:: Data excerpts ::
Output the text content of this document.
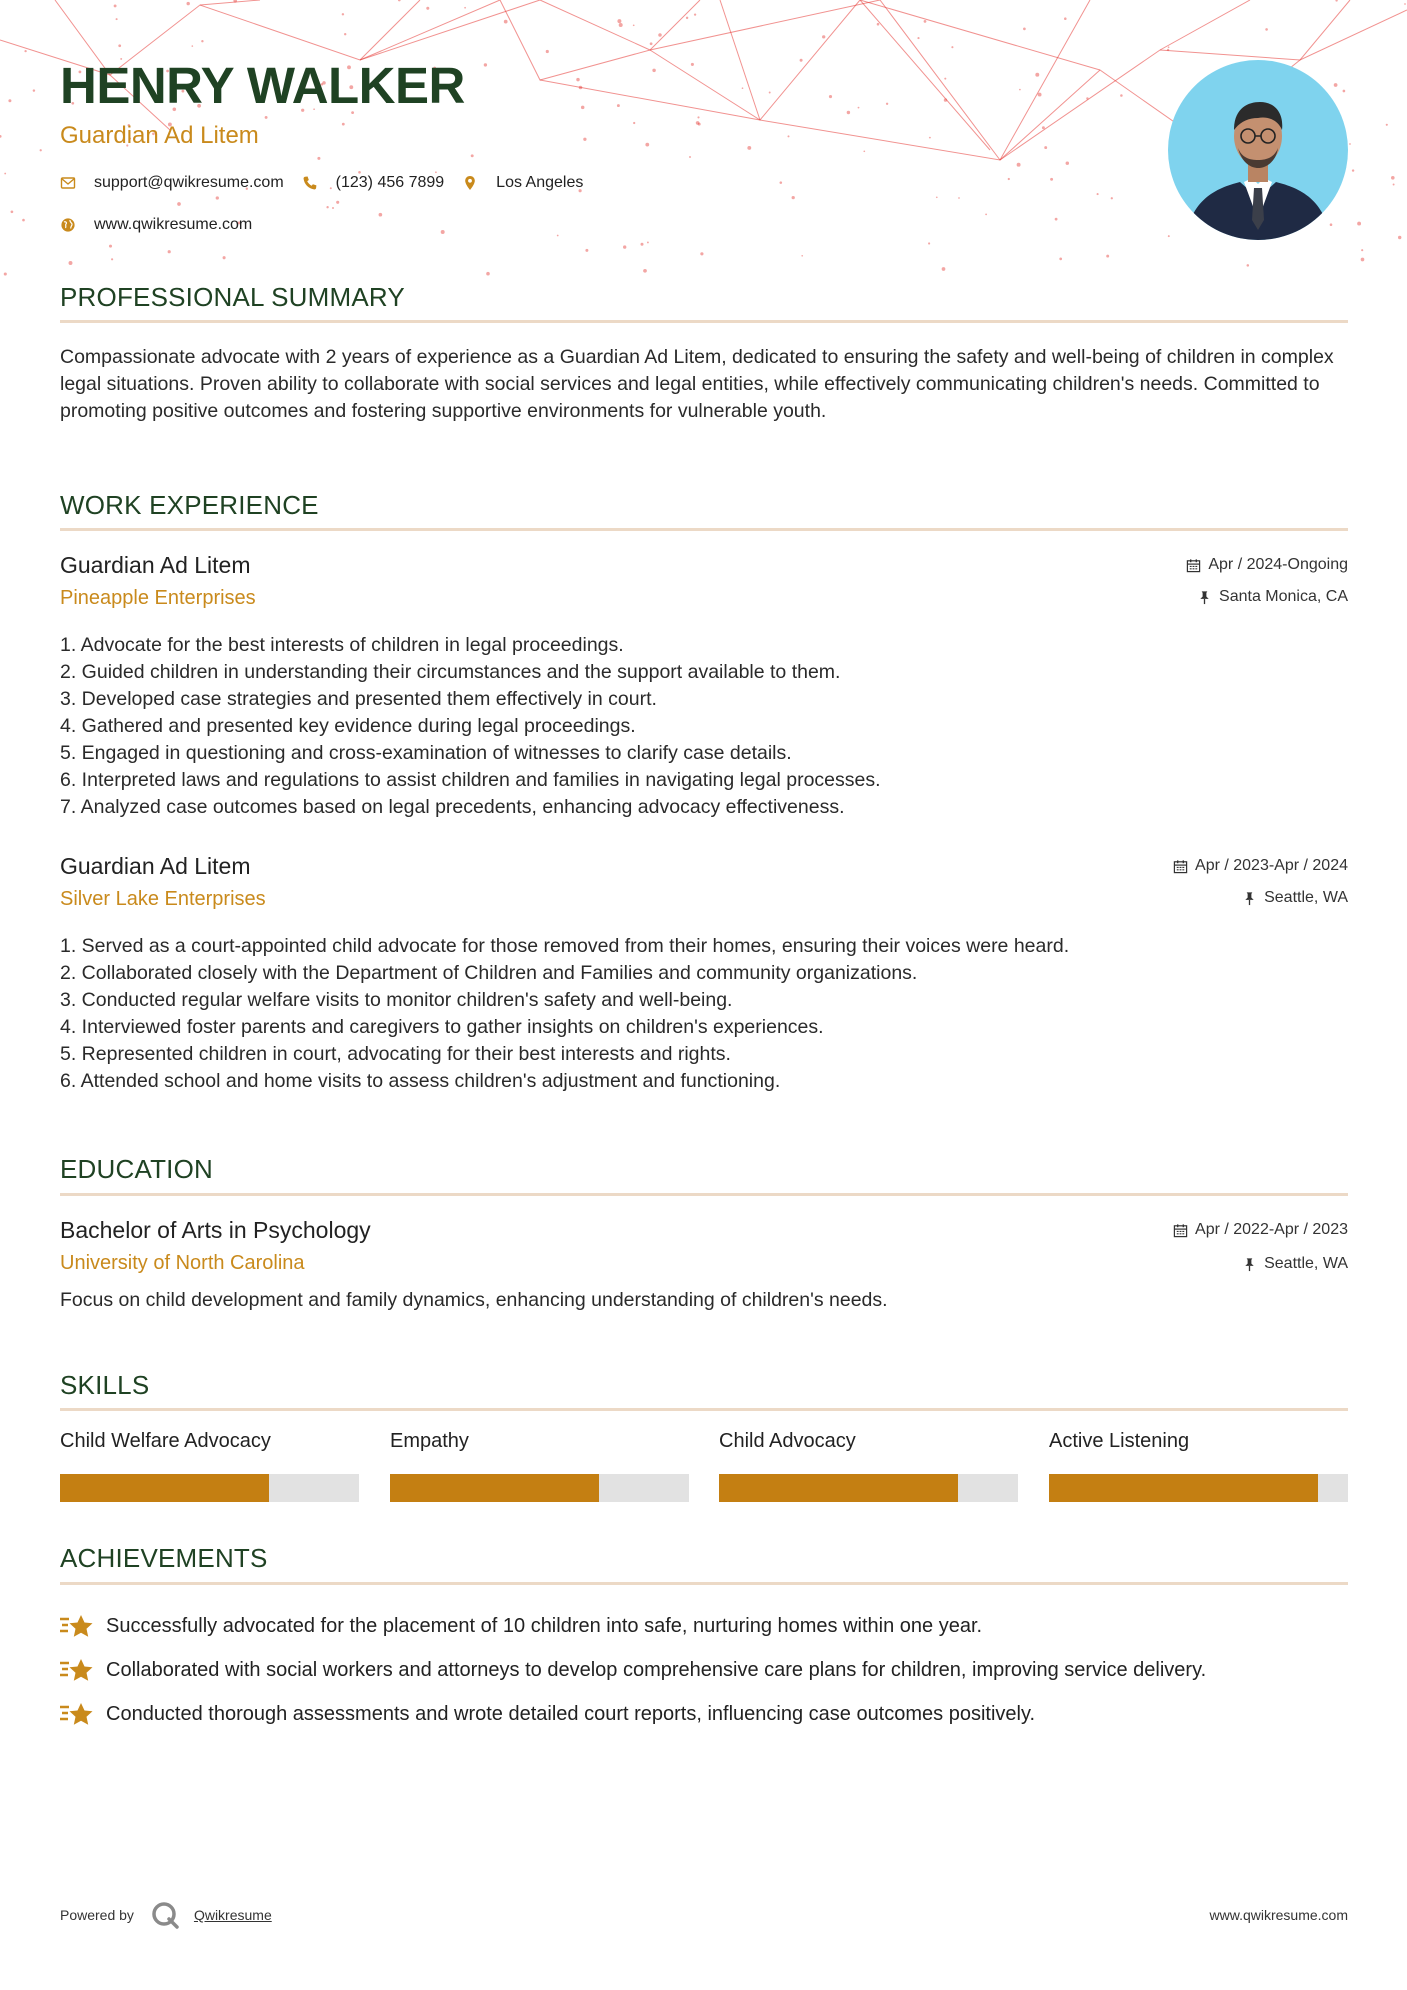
HENRY WALKER
Guardian Ad Litem
support@qwikresume.com	(123) 456 7899	Los Angeles
www.qwikresume.com
PROFESSIONAL SUMMARY

Compassionate advocate with 2 years of experience as a Guardian Ad Litem, dedicated to ensuring the safety and well-being of children in complex legal situations. Proven ability to collaborate with social services and legal entities, while effectively communicating children's needs. Committed to promoting positive outcomes and fostering supportive environments for vulnerable youth.

WORK EXPERIENCE
Guardian Ad Litem
Pineapple Enterprises
Apr / 2024-Ongoing
Santa Monica, CA
1. Advocate for the best interests of children in legal proceedings.
2. Guided children in understanding their circumstances and the support available to them.
3. Developed case strategies and presented them effectively in court.
4. Gathered and presented key evidence during legal proceedings.
5. Engaged in questioning and cross-examination of witnesses to clarify case details.
6. Interpreted laws and regulations to assist children and families in navigating legal processes.
7. Analyzed case outcomes based on legal precedents, enhancing advocacy effectiveness.
Guardian Ad Litem
Silver Lake Enterprises
Apr / 2023-Apr / 2024
Seattle, WA
1. Served as a court-appointed child advocate for those removed from their homes, ensuring their voices were heard.
2. Collaborated closely with the Department of Children and Families and community organizations.
3. Conducted regular welfare visits to monitor children's safety and well-being.
4. Interviewed foster parents and caregivers to gather insights on children's experiences.
5. Represented children in court, advocating for their best interests and rights.
6. Attended school and home visits to assess children's adjustment and functioning.
EDUCATION
Bachelor of Arts in Psychology
University of North Carolina
Apr / 2022-Apr / 2023
Seattle, WA

Focus on child development and family dynamics, enhancing understanding of children's needs.

SKILLS
Child Welfare Advocacy	Empathy	Child Advocacy	Active Listening
ACHIEVEMENTS
Successfully advocated for the placement of 10 children into safe, nurturing homes within one year.
Collaborated with social workers and attorneys to develop comprehensive care plans for children, improving service delivery.
Conducted thorough assessments and wrote detailed court reports, influencing case outcomes positively.
Powered by	Qwikresume	www.qwikresume.com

:: Given problem ::
Of the lines above, copy each that contains "court".

:: Exercise result ::
3. Developed case strategies and presented them effectively in court.
1. Served as a court-appointed child advocate for those removed from their homes, ensuring their voices were heard.
5. Represented children in court, advocating for their best interests and rights.
Conducted thorough assessments and wrote detailed court reports, influencing case outcomes positively.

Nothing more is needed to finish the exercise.